■ **Work required**:
Only lines with the string "effekt" matter here; gather them from the material below.

[Figure collection entries]
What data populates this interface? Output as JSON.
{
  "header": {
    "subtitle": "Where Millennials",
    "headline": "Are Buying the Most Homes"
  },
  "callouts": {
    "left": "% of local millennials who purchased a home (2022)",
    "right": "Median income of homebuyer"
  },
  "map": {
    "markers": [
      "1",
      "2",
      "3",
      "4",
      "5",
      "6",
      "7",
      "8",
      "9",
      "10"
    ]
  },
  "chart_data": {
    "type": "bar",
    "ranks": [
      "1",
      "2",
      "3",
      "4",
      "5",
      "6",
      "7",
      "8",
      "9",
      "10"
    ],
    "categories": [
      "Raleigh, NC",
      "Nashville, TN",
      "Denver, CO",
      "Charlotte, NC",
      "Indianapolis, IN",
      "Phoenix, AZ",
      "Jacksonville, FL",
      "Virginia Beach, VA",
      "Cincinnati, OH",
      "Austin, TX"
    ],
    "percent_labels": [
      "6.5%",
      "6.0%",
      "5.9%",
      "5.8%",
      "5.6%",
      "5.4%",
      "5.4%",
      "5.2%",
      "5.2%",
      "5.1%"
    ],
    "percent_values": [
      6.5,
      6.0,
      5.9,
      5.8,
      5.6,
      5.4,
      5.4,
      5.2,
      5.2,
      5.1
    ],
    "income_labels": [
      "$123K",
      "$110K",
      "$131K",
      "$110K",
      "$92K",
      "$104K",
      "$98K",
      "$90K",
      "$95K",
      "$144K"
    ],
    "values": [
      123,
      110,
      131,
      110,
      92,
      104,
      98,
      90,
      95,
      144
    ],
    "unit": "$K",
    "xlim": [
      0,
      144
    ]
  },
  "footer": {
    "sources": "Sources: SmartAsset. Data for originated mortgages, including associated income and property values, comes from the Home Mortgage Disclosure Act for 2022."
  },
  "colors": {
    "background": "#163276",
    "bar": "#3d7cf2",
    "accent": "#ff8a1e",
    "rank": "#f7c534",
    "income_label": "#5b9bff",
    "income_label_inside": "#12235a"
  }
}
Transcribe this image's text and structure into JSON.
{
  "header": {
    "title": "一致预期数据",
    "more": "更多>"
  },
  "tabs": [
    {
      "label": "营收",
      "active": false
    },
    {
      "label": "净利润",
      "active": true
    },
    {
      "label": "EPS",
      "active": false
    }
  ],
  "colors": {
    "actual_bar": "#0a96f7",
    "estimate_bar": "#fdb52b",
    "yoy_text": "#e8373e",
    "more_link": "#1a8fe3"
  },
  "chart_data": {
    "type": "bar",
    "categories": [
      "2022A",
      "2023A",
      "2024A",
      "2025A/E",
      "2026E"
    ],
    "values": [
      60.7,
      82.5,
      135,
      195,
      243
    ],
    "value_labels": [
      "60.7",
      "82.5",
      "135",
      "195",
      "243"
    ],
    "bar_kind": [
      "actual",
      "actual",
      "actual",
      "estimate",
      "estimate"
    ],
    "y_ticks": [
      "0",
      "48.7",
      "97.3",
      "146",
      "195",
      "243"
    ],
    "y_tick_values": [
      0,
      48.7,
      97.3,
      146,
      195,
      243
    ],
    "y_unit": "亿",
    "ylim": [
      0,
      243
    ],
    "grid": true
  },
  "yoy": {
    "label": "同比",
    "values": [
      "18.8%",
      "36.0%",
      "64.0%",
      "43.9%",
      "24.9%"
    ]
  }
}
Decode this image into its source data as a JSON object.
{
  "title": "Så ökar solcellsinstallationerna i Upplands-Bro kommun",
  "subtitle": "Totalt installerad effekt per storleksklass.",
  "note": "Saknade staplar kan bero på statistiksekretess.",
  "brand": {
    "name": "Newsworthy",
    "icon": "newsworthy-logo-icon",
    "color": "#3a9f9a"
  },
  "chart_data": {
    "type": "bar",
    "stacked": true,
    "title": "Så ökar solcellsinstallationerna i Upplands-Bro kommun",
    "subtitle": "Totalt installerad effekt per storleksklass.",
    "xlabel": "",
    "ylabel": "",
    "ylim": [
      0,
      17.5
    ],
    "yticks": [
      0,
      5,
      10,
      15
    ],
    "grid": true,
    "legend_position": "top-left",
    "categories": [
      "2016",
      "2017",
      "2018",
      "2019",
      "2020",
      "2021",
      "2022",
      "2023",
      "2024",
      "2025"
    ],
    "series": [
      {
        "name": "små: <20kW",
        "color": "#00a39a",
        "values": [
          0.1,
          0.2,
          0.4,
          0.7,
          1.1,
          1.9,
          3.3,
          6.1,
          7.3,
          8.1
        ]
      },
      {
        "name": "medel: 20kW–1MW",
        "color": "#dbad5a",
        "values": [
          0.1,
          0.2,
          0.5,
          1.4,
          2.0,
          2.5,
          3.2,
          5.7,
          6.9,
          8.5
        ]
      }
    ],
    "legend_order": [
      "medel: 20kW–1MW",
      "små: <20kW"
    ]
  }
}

■ **Answer in full**:
  "subtitle": "Totalt installerad effekt per storleksklass.",
    "subtitle": "Totalt installerad effekt per storleksklass.",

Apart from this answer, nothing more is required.